• Goal A
In the transcript excerpt, what did the coroner do when court opened today?
• Goal B
Rewrite the transcript excerpt starting with "You know, there's" and going on through "us those reports.", swapping "media" for "press".

• Excerpted passage

You know, there's no cameras in court, there's no recording,
there's no transcript the public have access to. We're relying
on the media to give us those reports.
Speaker 1 (20:34):
Yes, so it's the media who allow the Oh. I know,
this isn't rocket science. Everyone knows this. But it's the
media who shaped the how the public understand the story.
So right across the country, this is how people understand
not just what happened, but who these people are. And
you suddenly realize just how powerful it's shifting emphasis can be,
(20:56):
and how potentially damaging a shift of emphasis can be.
Speaker 4 (21:00):
I did catch a new story this morning that kind
of highlights that the court opened today with the coroner
telling people off for abusing the foster mother outside the
court yesterday.
Speaker 1 (21:10):
That's a really good point because it's the first thing
we hear is that there was a woman outside the
court yesterday as people were coming out. As William's foster
mother walks out, this woman outside the court starts yelling
abuse at her style. Oh, but also starts yelling her
(21:45):
name in public, which is obviously protected by these non
publication orders which haven't been put in place to protect
William's foster mother. They've been put in place to protect
other children who are associated with or have some connection
to her, so she started using her name. She abuses her.
The TV cameras are rolling because they're all there to
(22:07):
get that footage of William's foster mother leaving court. But
then the coroner says this morning, how she's disappointed and
this must not occur. But it struck me this is
one of the problems with courts is they haven't kept
up with the technology. You've got all this technology in
now with social media where people are spreading facts and
lies as well outside of the court, including all this
(22:31):
stuff that people think or suspect or speculating about the
people involved in this case. It's all getting spread, but
it's trickling into the real world. It's having real world
effects on the real people involved. But what we did
see today was ours more evidence about the search. You
know the search. It was big, it was thorough, and
(22:53):
there's no evidence has been found to support the police theories.

• Record list
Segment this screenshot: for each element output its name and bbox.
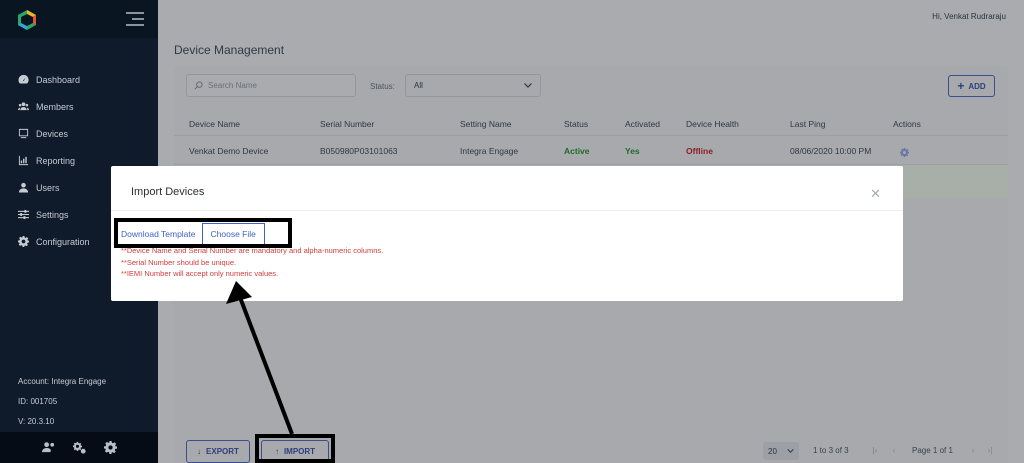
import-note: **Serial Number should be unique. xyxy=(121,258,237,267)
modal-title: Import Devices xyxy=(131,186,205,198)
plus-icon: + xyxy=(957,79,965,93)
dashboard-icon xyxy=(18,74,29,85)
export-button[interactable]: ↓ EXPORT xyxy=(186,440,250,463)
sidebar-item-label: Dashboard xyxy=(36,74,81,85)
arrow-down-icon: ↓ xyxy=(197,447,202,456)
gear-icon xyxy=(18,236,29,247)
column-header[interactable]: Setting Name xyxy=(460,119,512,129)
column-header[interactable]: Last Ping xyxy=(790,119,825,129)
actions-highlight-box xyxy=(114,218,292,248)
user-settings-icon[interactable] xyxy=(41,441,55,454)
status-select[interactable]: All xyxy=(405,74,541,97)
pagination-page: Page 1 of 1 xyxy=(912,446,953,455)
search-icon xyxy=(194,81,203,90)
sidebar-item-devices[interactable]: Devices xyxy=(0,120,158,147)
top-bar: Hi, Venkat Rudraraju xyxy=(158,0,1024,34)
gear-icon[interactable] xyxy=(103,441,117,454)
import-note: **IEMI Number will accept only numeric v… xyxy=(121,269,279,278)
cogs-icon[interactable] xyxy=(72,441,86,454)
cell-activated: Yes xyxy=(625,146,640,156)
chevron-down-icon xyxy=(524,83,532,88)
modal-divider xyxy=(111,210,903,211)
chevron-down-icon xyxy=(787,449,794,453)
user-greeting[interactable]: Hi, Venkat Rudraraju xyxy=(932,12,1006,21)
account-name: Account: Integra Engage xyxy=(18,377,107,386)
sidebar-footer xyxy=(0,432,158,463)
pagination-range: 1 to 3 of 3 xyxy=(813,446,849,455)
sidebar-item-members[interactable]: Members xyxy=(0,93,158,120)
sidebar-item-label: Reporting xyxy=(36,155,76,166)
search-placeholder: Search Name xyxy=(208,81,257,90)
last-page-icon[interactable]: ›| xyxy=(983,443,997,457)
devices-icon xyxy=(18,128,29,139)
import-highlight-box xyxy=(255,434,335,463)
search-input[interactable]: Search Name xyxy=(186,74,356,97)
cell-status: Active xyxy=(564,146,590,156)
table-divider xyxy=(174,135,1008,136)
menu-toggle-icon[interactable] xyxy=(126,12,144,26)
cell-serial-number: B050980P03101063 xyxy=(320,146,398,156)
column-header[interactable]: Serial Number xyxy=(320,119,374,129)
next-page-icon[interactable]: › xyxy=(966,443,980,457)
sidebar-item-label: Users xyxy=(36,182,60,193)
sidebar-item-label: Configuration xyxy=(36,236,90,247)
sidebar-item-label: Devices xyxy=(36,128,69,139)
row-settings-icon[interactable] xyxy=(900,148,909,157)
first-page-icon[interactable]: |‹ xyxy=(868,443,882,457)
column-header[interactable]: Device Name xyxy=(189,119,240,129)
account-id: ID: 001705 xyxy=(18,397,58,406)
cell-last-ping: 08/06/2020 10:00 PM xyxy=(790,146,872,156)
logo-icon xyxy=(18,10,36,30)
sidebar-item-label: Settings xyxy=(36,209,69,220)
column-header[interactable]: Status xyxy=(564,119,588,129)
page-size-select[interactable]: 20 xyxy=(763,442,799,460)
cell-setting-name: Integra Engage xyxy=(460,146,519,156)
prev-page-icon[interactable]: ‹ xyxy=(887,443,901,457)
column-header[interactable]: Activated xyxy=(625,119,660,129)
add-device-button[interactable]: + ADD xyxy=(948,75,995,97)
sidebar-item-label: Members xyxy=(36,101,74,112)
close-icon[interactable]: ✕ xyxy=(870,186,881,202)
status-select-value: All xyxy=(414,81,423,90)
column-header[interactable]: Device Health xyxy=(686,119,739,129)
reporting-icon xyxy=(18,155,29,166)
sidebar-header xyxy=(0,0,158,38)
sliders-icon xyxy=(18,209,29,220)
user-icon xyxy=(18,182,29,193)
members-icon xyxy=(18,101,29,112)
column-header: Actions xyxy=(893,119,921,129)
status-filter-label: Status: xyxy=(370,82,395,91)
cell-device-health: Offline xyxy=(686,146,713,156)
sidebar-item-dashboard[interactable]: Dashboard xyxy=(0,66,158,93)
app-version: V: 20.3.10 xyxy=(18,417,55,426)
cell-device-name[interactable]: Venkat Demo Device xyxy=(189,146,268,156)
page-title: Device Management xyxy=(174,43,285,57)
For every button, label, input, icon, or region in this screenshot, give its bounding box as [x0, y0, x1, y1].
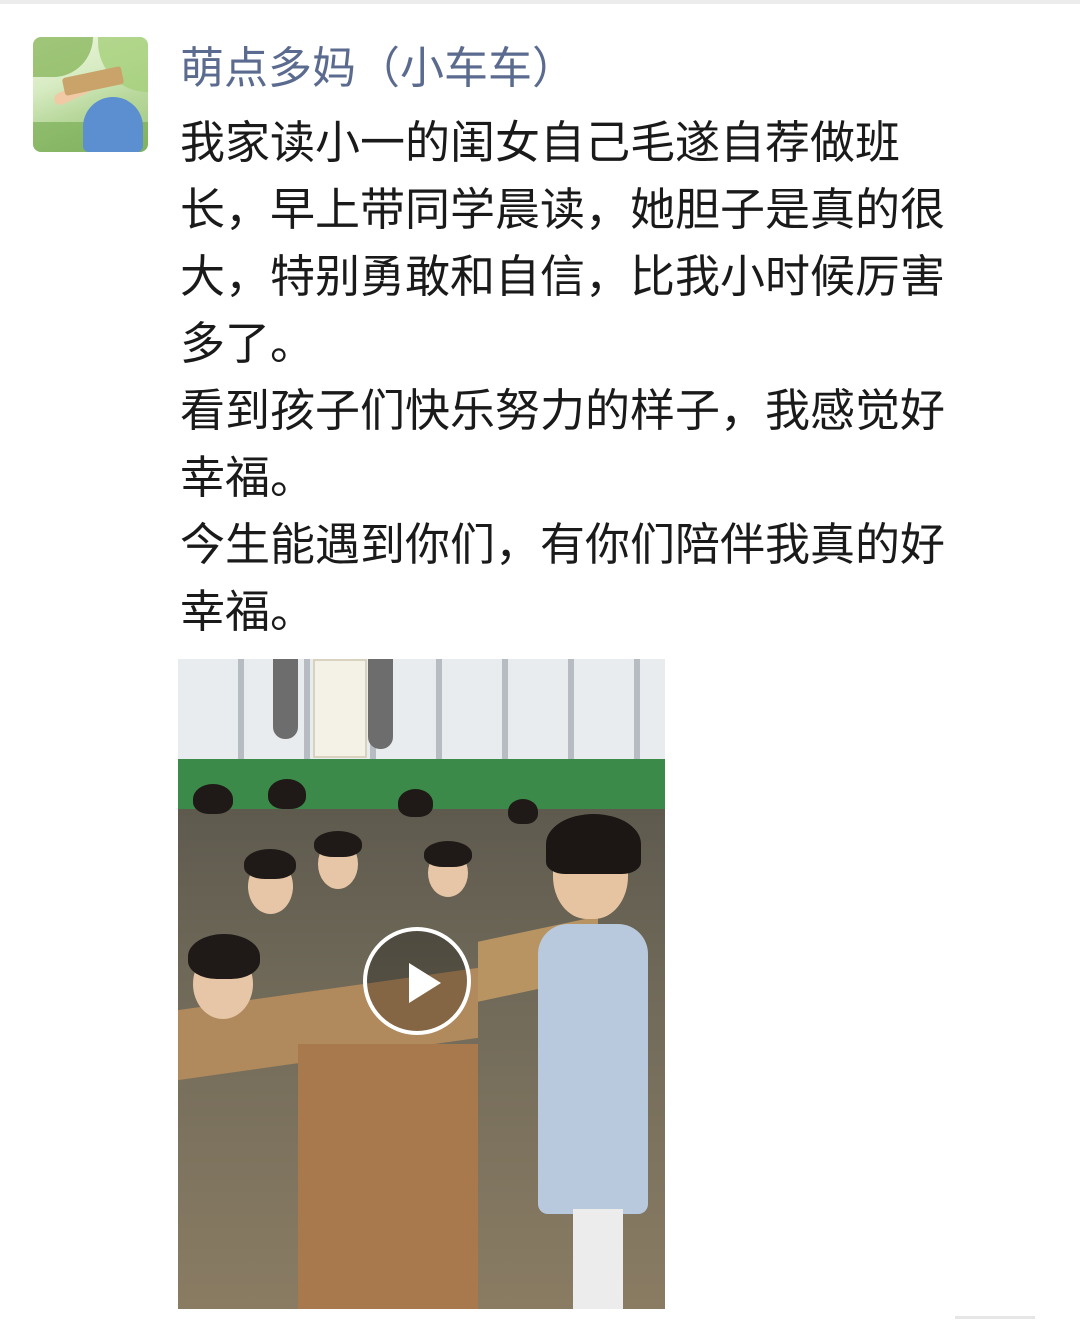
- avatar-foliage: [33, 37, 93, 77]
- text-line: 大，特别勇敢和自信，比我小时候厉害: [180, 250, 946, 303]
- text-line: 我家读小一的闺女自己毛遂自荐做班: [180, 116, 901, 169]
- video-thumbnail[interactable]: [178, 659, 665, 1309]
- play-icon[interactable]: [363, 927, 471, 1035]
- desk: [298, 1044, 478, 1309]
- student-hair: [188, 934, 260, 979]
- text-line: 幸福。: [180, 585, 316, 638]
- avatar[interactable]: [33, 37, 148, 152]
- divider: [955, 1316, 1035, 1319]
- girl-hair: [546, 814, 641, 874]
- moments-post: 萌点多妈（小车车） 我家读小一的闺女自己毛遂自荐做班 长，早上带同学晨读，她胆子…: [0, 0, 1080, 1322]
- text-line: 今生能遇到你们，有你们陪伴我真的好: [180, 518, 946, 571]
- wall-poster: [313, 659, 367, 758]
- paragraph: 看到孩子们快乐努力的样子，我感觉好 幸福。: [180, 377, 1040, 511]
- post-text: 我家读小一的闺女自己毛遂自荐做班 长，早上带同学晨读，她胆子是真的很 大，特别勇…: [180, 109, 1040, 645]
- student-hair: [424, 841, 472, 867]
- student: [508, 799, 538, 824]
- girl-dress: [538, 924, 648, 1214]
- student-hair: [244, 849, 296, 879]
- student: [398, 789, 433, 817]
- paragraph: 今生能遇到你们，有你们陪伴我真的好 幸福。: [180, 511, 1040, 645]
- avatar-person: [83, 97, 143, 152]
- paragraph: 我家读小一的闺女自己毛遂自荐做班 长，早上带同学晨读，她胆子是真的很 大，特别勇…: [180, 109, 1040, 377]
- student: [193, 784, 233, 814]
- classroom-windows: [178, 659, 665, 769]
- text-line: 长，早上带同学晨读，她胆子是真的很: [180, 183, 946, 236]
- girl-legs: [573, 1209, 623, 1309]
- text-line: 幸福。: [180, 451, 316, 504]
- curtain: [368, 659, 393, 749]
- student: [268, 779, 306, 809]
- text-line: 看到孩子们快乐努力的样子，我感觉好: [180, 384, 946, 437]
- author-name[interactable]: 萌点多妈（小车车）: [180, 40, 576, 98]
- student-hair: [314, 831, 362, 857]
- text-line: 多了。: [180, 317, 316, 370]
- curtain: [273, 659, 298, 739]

==

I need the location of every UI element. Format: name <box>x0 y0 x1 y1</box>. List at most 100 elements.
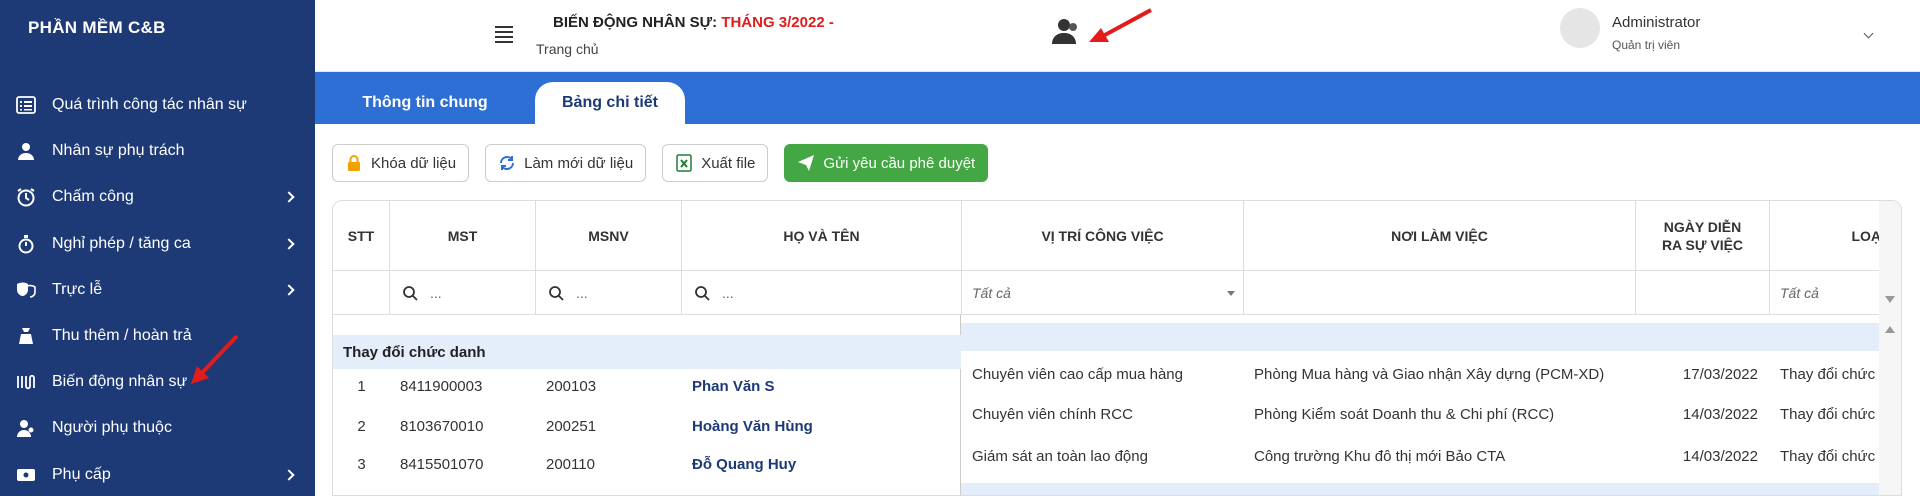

• Written response A
She told people off for abusing the foster mother outside the court the day before.

• Written response B
You know, there's no cameras in court, there's no recording,
there's no transcript the public have access to. We're relying
on the press to give us those reports.